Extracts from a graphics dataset

------

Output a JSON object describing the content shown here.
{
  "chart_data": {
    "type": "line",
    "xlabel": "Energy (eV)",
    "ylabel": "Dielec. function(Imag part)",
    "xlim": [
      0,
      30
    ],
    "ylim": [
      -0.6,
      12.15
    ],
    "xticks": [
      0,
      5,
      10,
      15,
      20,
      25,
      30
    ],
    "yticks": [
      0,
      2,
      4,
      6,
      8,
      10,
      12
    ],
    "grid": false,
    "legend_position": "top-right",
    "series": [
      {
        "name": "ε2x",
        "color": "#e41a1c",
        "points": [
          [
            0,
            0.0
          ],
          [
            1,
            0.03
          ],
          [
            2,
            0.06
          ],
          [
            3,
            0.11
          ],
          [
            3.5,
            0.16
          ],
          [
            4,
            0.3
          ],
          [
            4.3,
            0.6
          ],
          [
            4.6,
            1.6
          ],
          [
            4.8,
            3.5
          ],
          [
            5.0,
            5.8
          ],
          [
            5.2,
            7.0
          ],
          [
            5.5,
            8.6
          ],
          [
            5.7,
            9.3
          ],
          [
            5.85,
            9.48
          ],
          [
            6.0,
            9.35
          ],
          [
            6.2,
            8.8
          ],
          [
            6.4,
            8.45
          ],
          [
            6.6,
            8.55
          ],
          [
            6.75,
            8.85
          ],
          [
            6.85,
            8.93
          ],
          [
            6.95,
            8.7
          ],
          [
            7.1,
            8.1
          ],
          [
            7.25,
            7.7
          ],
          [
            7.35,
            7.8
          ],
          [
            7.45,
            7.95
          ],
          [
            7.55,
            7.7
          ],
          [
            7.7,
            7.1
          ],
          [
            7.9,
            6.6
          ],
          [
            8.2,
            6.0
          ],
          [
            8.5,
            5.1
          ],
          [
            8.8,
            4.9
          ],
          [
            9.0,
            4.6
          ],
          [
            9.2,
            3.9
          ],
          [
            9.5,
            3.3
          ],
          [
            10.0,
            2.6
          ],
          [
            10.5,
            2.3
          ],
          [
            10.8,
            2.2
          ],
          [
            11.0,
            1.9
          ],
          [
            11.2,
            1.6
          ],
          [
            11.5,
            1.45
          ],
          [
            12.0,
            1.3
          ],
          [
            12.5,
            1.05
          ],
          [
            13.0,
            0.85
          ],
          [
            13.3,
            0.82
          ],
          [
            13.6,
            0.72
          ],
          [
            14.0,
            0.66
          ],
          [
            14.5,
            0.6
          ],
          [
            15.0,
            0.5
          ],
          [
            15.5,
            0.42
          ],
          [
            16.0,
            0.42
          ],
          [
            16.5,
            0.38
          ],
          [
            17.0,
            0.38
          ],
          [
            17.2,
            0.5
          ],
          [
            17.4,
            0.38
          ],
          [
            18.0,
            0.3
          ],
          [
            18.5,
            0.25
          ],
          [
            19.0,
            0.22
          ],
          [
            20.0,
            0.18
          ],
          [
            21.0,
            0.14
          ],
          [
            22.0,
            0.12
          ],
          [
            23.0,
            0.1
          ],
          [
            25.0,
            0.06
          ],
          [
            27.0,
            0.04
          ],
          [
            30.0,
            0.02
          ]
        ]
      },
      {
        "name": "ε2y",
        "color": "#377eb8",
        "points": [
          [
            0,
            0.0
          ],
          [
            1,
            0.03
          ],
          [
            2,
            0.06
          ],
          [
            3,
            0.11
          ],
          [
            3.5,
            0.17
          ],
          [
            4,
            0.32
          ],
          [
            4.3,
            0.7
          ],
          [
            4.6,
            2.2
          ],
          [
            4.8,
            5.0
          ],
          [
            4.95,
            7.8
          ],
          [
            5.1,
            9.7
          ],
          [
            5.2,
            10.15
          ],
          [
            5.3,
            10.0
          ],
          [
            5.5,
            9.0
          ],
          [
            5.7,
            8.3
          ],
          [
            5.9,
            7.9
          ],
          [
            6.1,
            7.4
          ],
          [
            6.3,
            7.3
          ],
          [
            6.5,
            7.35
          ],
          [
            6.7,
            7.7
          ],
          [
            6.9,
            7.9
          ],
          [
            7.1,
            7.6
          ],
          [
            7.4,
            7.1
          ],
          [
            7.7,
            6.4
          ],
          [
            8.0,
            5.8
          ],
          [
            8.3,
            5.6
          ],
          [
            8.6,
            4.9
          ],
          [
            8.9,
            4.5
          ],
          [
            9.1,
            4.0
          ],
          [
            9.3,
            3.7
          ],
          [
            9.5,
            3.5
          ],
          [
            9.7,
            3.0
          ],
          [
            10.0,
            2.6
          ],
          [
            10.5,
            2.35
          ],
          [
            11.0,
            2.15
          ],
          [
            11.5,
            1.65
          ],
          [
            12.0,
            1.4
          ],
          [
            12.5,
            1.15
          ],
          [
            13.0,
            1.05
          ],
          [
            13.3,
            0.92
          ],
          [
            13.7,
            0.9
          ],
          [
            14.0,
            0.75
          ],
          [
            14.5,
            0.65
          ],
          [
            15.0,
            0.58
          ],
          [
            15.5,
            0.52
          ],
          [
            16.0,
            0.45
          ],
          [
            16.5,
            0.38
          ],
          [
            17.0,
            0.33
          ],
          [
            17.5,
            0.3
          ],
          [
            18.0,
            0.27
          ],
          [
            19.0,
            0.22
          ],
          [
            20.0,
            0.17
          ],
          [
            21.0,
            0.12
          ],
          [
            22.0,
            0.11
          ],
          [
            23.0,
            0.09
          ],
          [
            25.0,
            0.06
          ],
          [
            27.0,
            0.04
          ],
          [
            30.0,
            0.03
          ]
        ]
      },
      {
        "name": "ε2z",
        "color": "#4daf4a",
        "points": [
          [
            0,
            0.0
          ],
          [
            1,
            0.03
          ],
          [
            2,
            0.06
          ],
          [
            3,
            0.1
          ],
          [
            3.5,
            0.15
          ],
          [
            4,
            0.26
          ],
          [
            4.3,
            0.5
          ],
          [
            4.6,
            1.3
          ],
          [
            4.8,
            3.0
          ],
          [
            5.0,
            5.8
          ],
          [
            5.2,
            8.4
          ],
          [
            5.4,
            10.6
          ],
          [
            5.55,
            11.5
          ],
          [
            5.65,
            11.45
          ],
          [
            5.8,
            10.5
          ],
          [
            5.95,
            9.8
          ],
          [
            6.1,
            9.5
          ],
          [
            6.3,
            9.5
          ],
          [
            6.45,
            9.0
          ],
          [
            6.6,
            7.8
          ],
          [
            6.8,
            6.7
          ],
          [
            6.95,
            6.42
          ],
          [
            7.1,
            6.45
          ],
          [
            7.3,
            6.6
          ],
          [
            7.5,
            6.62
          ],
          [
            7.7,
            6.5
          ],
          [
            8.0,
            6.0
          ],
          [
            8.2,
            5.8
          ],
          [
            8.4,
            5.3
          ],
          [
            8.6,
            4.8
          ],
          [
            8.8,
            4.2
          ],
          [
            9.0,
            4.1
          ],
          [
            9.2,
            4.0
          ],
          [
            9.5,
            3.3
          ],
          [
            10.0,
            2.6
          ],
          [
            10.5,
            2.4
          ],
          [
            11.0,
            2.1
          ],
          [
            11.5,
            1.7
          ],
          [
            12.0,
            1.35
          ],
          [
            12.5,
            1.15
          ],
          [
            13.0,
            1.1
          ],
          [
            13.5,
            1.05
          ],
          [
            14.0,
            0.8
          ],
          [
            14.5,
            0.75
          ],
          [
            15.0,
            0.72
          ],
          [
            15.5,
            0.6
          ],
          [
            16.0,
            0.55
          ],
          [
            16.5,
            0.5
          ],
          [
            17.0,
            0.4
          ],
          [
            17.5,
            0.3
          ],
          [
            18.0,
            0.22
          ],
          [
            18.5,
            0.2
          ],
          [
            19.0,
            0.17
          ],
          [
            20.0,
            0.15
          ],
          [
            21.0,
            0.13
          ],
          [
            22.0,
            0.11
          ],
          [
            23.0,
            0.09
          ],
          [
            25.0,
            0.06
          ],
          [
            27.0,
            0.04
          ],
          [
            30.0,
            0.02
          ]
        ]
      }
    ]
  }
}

------

### [Objective]
Find every line that has "color" in it, then return those lines.

### [Output below]
        "color": "#e41a1c",
        "color": "#377eb8",
        "color": "#4daf4a",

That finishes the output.